*Goal of the exercise*
From the listing below, pull out all lines with "Cullen" in them.

[Stored data entries]
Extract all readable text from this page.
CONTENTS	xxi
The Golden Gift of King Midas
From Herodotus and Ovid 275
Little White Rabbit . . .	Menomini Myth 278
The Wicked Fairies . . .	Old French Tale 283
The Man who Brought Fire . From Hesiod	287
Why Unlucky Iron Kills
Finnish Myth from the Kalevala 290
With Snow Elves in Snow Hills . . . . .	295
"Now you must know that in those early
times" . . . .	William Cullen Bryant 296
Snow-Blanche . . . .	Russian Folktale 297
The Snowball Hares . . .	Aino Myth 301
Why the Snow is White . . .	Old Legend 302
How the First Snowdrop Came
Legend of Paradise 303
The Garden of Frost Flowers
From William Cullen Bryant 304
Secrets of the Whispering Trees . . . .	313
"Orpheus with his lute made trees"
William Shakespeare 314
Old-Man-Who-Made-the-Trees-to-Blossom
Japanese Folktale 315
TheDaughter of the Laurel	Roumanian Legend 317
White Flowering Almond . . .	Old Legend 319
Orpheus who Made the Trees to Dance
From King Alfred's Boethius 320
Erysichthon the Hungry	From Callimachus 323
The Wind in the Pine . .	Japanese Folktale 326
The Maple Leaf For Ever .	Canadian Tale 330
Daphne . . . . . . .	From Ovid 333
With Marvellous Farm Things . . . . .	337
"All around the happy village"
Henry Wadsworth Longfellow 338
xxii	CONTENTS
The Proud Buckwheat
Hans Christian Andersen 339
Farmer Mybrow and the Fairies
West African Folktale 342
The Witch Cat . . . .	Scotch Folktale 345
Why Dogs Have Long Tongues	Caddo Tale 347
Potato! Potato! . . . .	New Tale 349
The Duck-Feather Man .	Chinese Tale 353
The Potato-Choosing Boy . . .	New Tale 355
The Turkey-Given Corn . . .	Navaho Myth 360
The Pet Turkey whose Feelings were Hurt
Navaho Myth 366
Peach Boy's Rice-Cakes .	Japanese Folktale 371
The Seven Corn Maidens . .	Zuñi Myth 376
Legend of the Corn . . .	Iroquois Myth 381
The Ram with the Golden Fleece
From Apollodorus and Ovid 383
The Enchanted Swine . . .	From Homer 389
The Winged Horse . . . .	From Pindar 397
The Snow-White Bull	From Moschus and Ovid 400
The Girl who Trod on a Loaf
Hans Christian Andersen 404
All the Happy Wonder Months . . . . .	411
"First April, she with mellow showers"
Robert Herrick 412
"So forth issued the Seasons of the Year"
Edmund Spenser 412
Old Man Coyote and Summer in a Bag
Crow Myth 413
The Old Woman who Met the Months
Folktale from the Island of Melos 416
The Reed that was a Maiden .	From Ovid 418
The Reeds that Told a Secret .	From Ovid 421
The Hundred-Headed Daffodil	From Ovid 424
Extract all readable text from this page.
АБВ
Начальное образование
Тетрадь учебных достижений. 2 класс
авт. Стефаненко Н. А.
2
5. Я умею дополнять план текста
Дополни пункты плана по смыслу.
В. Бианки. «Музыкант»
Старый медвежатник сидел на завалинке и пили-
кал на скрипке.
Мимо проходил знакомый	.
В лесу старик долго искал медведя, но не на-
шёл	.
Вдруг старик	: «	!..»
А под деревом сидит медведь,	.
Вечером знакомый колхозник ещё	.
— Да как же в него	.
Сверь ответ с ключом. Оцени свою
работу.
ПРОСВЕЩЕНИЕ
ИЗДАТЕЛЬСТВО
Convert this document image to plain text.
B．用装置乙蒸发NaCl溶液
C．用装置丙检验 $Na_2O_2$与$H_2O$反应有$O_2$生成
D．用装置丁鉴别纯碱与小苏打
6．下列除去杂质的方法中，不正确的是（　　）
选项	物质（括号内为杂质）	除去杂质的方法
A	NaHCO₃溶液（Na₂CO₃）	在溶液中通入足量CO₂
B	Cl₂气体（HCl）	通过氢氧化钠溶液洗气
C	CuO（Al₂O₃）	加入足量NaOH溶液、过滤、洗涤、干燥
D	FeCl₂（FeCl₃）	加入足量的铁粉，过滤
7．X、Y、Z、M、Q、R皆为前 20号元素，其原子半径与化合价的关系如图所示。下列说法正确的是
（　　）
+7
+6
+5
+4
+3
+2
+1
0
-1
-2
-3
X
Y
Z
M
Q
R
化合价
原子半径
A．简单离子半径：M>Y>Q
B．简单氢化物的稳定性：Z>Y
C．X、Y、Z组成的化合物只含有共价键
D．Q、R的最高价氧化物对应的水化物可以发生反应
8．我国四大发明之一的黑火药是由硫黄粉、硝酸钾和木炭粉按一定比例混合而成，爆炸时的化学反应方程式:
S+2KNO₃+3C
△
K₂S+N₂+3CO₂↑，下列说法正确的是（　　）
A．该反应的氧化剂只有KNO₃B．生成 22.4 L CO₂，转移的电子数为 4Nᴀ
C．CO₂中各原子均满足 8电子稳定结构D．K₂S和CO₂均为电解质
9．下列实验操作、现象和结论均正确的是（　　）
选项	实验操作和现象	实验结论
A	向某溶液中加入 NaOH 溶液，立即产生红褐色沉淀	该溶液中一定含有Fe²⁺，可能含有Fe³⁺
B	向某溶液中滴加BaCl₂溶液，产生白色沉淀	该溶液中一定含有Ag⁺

*Exercise response*
times" . . . .	William Cullen Bryant 296
From William Cullen Bryant 304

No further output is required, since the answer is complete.